• [INSTRUCTIONS FOR THE TASK] Every line from the one containing "What data was" through the end of the listing below must be given again exactly, and nothing else; exclude pictures.

• [DATA EXTRACT]
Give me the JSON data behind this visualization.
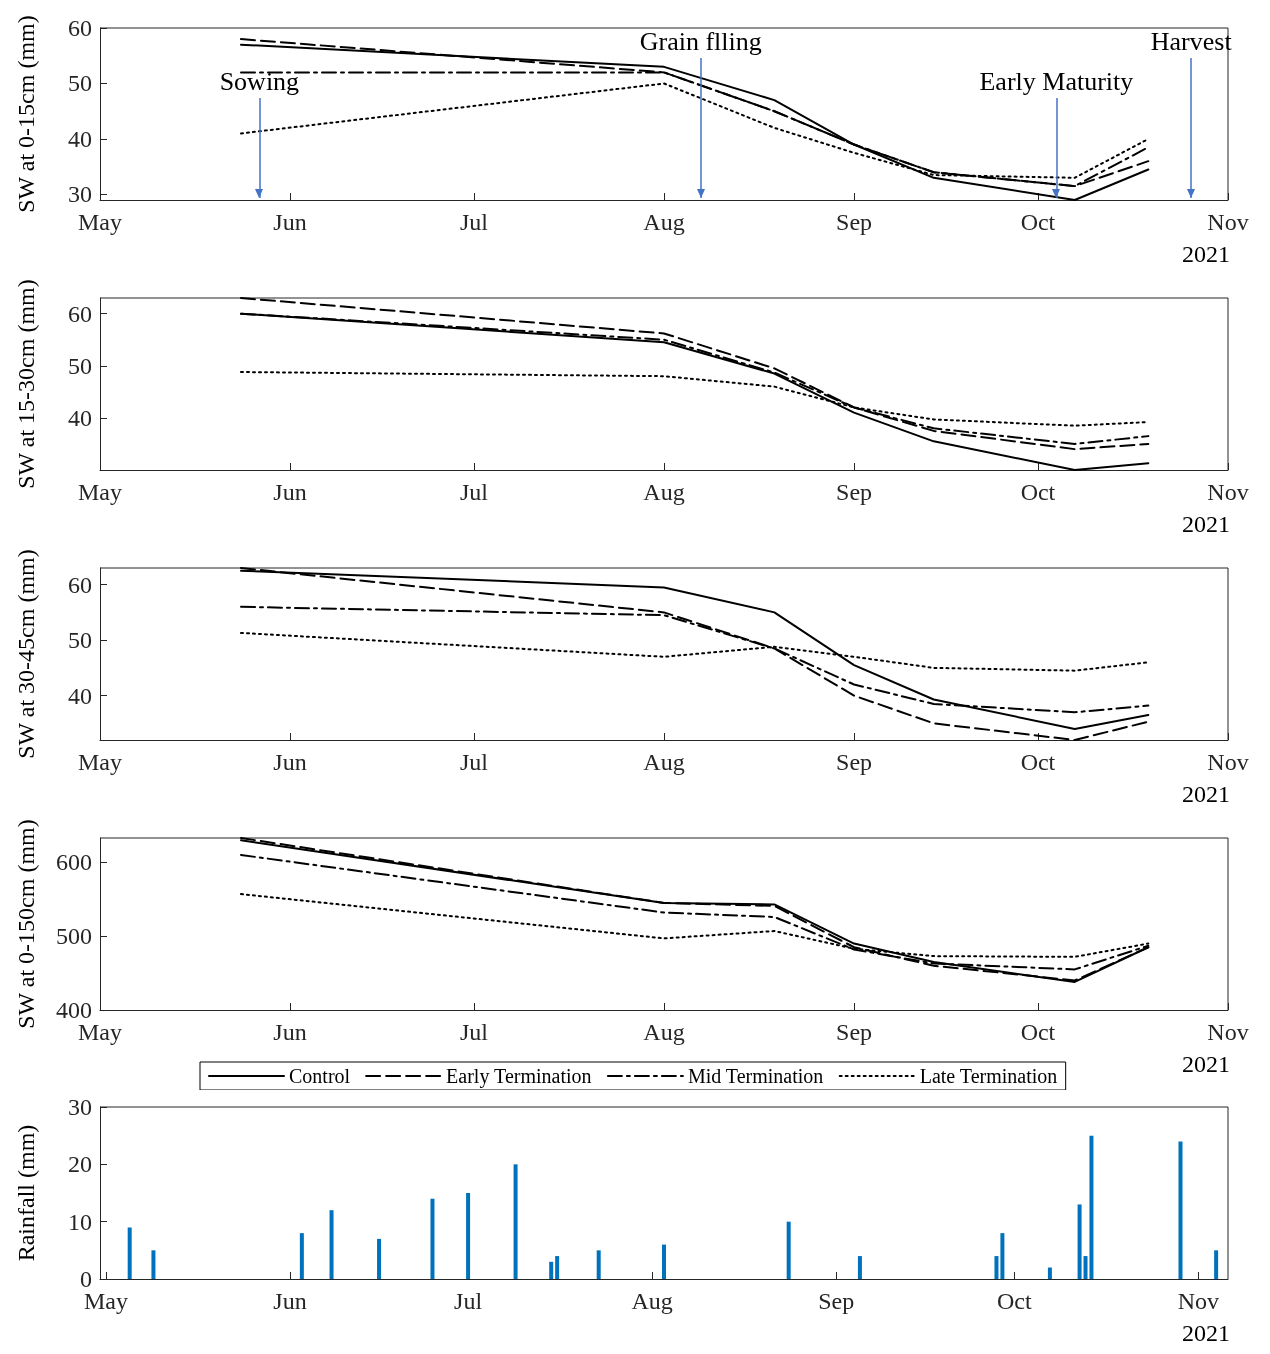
{
  "chart_data": [
    {
      "type": "line",
      "ylabel": "SW at 0-15cm (mm)",
      "x": [
        "2021-05-24",
        "2021-08-01",
        "2021-08-19",
        "2021-09-01",
        "2021-09-14",
        "2021-10-07",
        "2021-10-19"
      ],
      "series": [
        {
          "color": "#000000",
          "line_style": "solid",
          "values": [
            57,
            53,
            47,
            39,
            33,
            29,
            34.5
          ]
        },
        {
          "color": "#000000",
          "line_style": "dashed",
          "values": [
            58,
            52,
            45,
            39,
            34,
            31.5,
            36
          ]
        },
        {
          "color": "#000000",
          "line_style": "dashdot",
          "values": [
            52,
            52,
            45,
            39,
            34,
            31.5,
            38.5
          ]
        },
        {
          "color": "#000000",
          "line_style": "dotted",
          "values": [
            41,
            50,
            42,
            37.5,
            33.5,
            33,
            40
          ]
        }
      ],
      "xlim": [
        "2021-05-01",
        "2021-11-01"
      ],
      "xticks": [
        {
          "value": "2021-05-01",
          "label": "May"
        },
        {
          "value": "2021-06-01",
          "label": "Jun"
        },
        {
          "value": "2021-07-01",
          "label": "Jul"
        },
        {
          "value": "2021-08-01",
          "label": "Aug"
        },
        {
          "value": "2021-09-01",
          "label": "Sep"
        },
        {
          "value": "2021-10-01",
          "label": "Oct"
        },
        {
          "value": "2021-11-01",
          "label": "Nov"
        }
      ],
      "ylim": [
        29,
        60
      ],
      "yticks": [
        30,
        40,
        50,
        60
      ],
      "marker": "none",
      "grid": false,
      "legend": false,
      "annotations": [
        "2021"
      ],
      "ref_lines": [
        {
          "axis": "x",
          "value": "2021-05-27",
          "label": "Sowing",
          "color": "#4472c4"
        },
        {
          "axis": "x",
          "value": "2021-08-07",
          "label": "Grain flling",
          "color": "#4472c4"
        },
        {
          "axis": "x",
          "value": "2021-10-04",
          "label": "Early Maturity",
          "color": "#4472c4"
        },
        {
          "axis": "x",
          "value": "2021-10-26",
          "label": "Harvest",
          "color": "#4472c4"
        }
      ]
    },
    {
      "type": "line",
      "ylabel": "SW at 15-30cm (mm)",
      "x": [
        "2021-05-24",
        "2021-08-01",
        "2021-08-19",
        "2021-09-01",
        "2021-09-14",
        "2021-10-07",
        "2021-10-19"
      ],
      "series": [
        {
          "color": "#000000",
          "line_style": "solid",
          "values": [
            60,
            54.5,
            48.5,
            41,
            35.5,
            30,
            31.3
          ]
        },
        {
          "color": "#000000",
          "line_style": "dashed",
          "values": [
            63,
            56.2,
            49.5,
            42,
            37.5,
            34,
            35
          ]
        },
        {
          "color": "#000000",
          "line_style": "dashdot",
          "values": [
            60,
            55,
            48.7,
            42,
            38,
            35,
            36.5
          ]
        },
        {
          "color": "#000000",
          "line_style": "dotted",
          "values": [
            48.8,
            48,
            46,
            42,
            39.7,
            38.5,
            39.2
          ]
        }
      ],
      "xlim": [
        "2021-05-01",
        "2021-11-01"
      ],
      "xticks": [
        {
          "value": "2021-05-01",
          "label": "May"
        },
        {
          "value": "2021-06-01",
          "label": "Jun"
        },
        {
          "value": "2021-07-01",
          "label": "Jul"
        },
        {
          "value": "2021-08-01",
          "label": "Aug"
        },
        {
          "value": "2021-09-01",
          "label": "Sep"
        },
        {
          "value": "2021-10-01",
          "label": "Oct"
        },
        {
          "value": "2021-11-01",
          "label": "Nov"
        }
      ],
      "ylim": [
        30,
        63
      ],
      "yticks": [
        40,
        50,
        60
      ],
      "marker": "none",
      "grid": false,
      "legend": false,
      "annotations": [
        "2021"
      ]
    },
    {
      "type": "line",
      "ylabel": "SW at 30-45cm (mm)",
      "x": [
        "2021-05-24",
        "2021-08-01",
        "2021-08-19",
        "2021-09-01",
        "2021-09-14",
        "2021-10-07",
        "2021-10-19"
      ],
      "series": [
        {
          "color": "#000000",
          "line_style": "solid",
          "values": [
            62.5,
            59.5,
            55,
            45.5,
            39.3,
            34,
            36.5
          ]
        },
        {
          "color": "#000000",
          "line_style": "dashed",
          "values": [
            63,
            55,
            48.5,
            40,
            35,
            32,
            35.3
          ]
        },
        {
          "color": "#000000",
          "line_style": "dashdot",
          "values": [
            56,
            54.5,
            48.5,
            42,
            38.5,
            37,
            38.2
          ]
        },
        {
          "color": "#000000",
          "line_style": "dotted",
          "values": [
            51.3,
            47,
            48.8,
            47,
            45,
            44.5,
            46
          ]
        }
      ],
      "xlim": [
        "2021-05-01",
        "2021-11-01"
      ],
      "xticks": [
        {
          "value": "2021-05-01",
          "label": "May"
        },
        {
          "value": "2021-06-01",
          "label": "Jun"
        },
        {
          "value": "2021-07-01",
          "label": "Jul"
        },
        {
          "value": "2021-08-01",
          "label": "Aug"
        },
        {
          "value": "2021-09-01",
          "label": "Sep"
        },
        {
          "value": "2021-10-01",
          "label": "Oct"
        },
        {
          "value": "2021-11-01",
          "label": "Nov"
        }
      ],
      "ylim": [
        32,
        63
      ],
      "yticks": [
        40,
        50,
        60
      ],
      "marker": "none",
      "grid": false,
      "legend": false,
      "annotations": [
        "2021"
      ]
    },
    {
      "type": "line",
      "ylabel": "SW at 0-150cm (mm)",
      "x": [
        "2021-05-24",
        "2021-08-01",
        "2021-08-19",
        "2021-09-01",
        "2021-09-14",
        "2021-10-07",
        "2021-10-19"
      ],
      "series": [
        {
          "name": "Control",
          "color": "#000000",
          "line_style": "solid",
          "values": [
            630,
            545,
            543,
            490,
            465,
            438,
            485
          ]
        },
        {
          "name": "Early Termination",
          "color": "#000000",
          "line_style": "dashed",
          "values": [
            633,
            545,
            541,
            485,
            460,
            440,
            485
          ]
        },
        {
          "name": "Mid Termination",
          "color": "#000000",
          "line_style": "dashdot",
          "values": [
            610,
            532,
            526,
            482,
            463,
            455,
            487
          ]
        },
        {
          "name": "Late Termination",
          "color": "#000000",
          "line_style": "dotted",
          "values": [
            557,
            497,
            507,
            483,
            473,
            472,
            490
          ]
        }
      ],
      "xlim": [
        "2021-05-01",
        "2021-11-01"
      ],
      "xticks": [
        {
          "value": "2021-05-01",
          "label": "May"
        },
        {
          "value": "2021-06-01",
          "label": "Jun"
        },
        {
          "value": "2021-07-01",
          "label": "Jul"
        },
        {
          "value": "2021-08-01",
          "label": "Aug"
        },
        {
          "value": "2021-09-01",
          "label": "Sep"
        },
        {
          "value": "2021-10-01",
          "label": "Oct"
        },
        {
          "value": "2021-11-01",
          "label": "Nov"
        }
      ],
      "ylim": [
        400,
        633
      ],
      "yticks": [
        400,
        500,
        600
      ],
      "marker": "none",
      "grid": false,
      "legend": "bottom",
      "annotations": [
        "2021"
      ]
    },
    {
      "type": "bar",
      "ylabel": "Rainfall (mm)",
      "x": [
        "2021-05-05",
        "2021-05-09",
        "2021-06-03",
        "2021-06-08",
        "2021-06-16",
        "2021-06-25",
        "2021-07-01",
        "2021-07-09",
        "2021-07-15",
        "2021-07-16",
        "2021-07-23",
        "2021-08-03",
        "2021-08-24",
        "2021-09-05",
        "2021-09-28",
        "2021-09-29",
        "2021-10-07",
        "2021-10-12",
        "2021-10-13",
        "2021-10-14",
        "2021-10-29",
        "2021-11-04"
      ],
      "series": [
        {
          "color": "#0072bd",
          "values": [
            9,
            5,
            8,
            12,
            7,
            14,
            15,
            20,
            3,
            4,
            5,
            6,
            10,
            4,
            4,
            8,
            2,
            13,
            4,
            25,
            24,
            5
          ]
        }
      ],
      "xlim": [
        "2021-04-30",
        "2021-11-06"
      ],
      "xticks": [
        {
          "value": "2021-05-01",
          "label": "May"
        },
        {
          "value": "2021-06-01",
          "label": "Jun"
        },
        {
          "value": "2021-07-01",
          "label": "Jul"
        },
        {
          "value": "2021-08-01",
          "label": "Aug"
        },
        {
          "value": "2021-09-01",
          "label": "Sep"
        },
        {
          "value": "2021-10-01",
          "label": "Oct"
        },
        {
          "value": "2021-11-01",
          "label": "Nov"
        }
      ],
      "ylim": [
        0,
        30
      ],
      "yticks": [
        0,
        10,
        20,
        30
      ],
      "grid": false,
      "legend": false,
      "annotations": [
        "2021"
      ]
    }
  ]
}
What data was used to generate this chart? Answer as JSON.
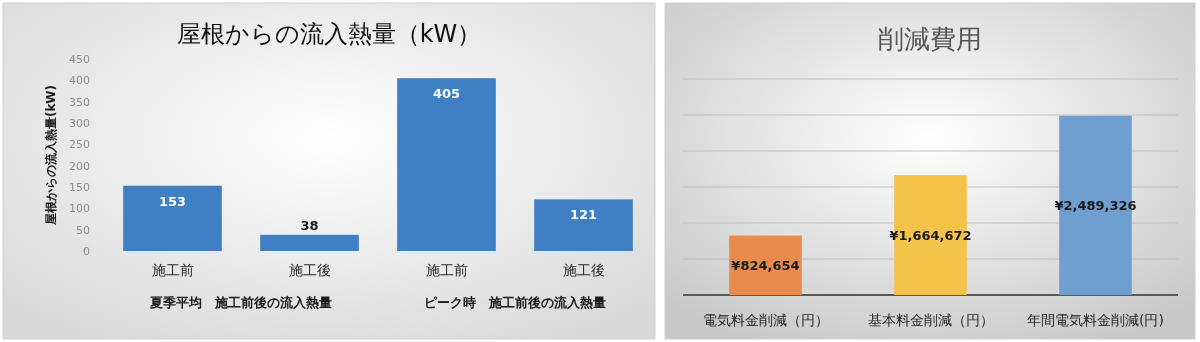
{
  "chart_data": [
    {
      "type": "bar",
      "title": "屋根からの流入熱量（kW）",
      "ylabel": "屋根からの流入熱量(kW)",
      "categories": [
        "施工前",
        "施工後",
        "施工前",
        "施工後"
      ],
      "values": [
        153,
        38,
        405,
        121
      ],
      "color": "#3f80c4",
      "ylim": [
        0,
        450
      ],
      "yticks": [
        0,
        50,
        100,
        150,
        200,
        250,
        300,
        350,
        400,
        450
      ],
      "data_labels": true,
      "annotations": [
        "夏季平均　施工前後の流入熱量",
        "ピーク時　施工前後の流入熱量"
      ]
    },
    {
      "type": "bar",
      "title": "削減費用",
      "categories": [
        "電気料金削減（円）",
        "基本料金削減（円）",
        "年間電気料金削減(円)"
      ],
      "values": [
        824654,
        1664672,
        2489326
      ],
      "colors": [
        "#e88b4d",
        "#f5c24a",
        "#6f9fd1"
      ],
      "value_labels": [
        "¥824,654",
        "¥1,664,672",
        "¥2,489,326"
      ],
      "ylim": [
        0,
        3000000
      ],
      "yticks": [
        {
          "value": 0,
          "label": null
        },
        {
          "value": 500000,
          "label": null
        },
        {
          "value": 1000000,
          "label": null
        },
        {
          "value": 1500000,
          "label": null
        },
        {
          "value": 2000000,
          "label": null
        },
        {
          "value": 2500000,
          "label": null
        },
        {
          "value": 3000000,
          "label": null
        }
      ],
      "grid": "y",
      "tick_labels": "x"
    }
  ]
}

• [SOLUTION TO THE PROBLEM]
What data was used to generate this chart? Answer as JSON.
{
  "chart_data": [
    {
      "type": "bar",
      "title": "屋根からの流入熱量（kW）",
      "ylabel": "屋根からの流入熱量(kW)",
      "categories": [
        "施工前",
        "施工後",
        "施工前",
        "施工後"
      ],
      "values": [
        153,
        38,
        405,
        121
      ],
      "color": "#3f80c4",
      "ylim": [
        0,
        450
      ],
      "yticks": [
        0,
        50,
        100,
        150,
        200,
        250,
        300,
        350,
        400,
        450
      ],
      "data_labels": true,
      "annotations": [
        "夏季平均　施工前後の流入熱量",
        "ピーク時　施工前後の流入熱量"
      ]
    },
    {
      "type": "bar",
      "title": "削減費用",
      "categories": [
        "電気料金削減（円）",
        "基本料金削減（円）",
        "年間電気料金削減(円)"
      ],
      "values": [
        824654,
        1664672,
        2489326
      ],
      "colors": [
        "#e88b4d",
        "#f5c24a",
        "#6f9fd1"
      ],
      "value_labels": [
        "¥824,654",
        "¥1,664,672",
        "¥2,489,326"
      ],
      "ylim": [
        0,
        3000000
      ],
      "yticks": [
        {
          "value": 0,
          "label": null
        },
        {
          "value": 500000,
          "label": null
        },
        {
          "value": 1000000,
          "label": null
        },
        {
          "value": 1500000,
          "label": null
        },
        {
          "value": 2000000,
          "label": null
        },
        {
          "value": 2500000,
          "label": null
        },
        {
          "value": 3000000,
          "label": null
        }
      ],
      "grid": "y",
      "tick_labels": "x"
    }
  ]
}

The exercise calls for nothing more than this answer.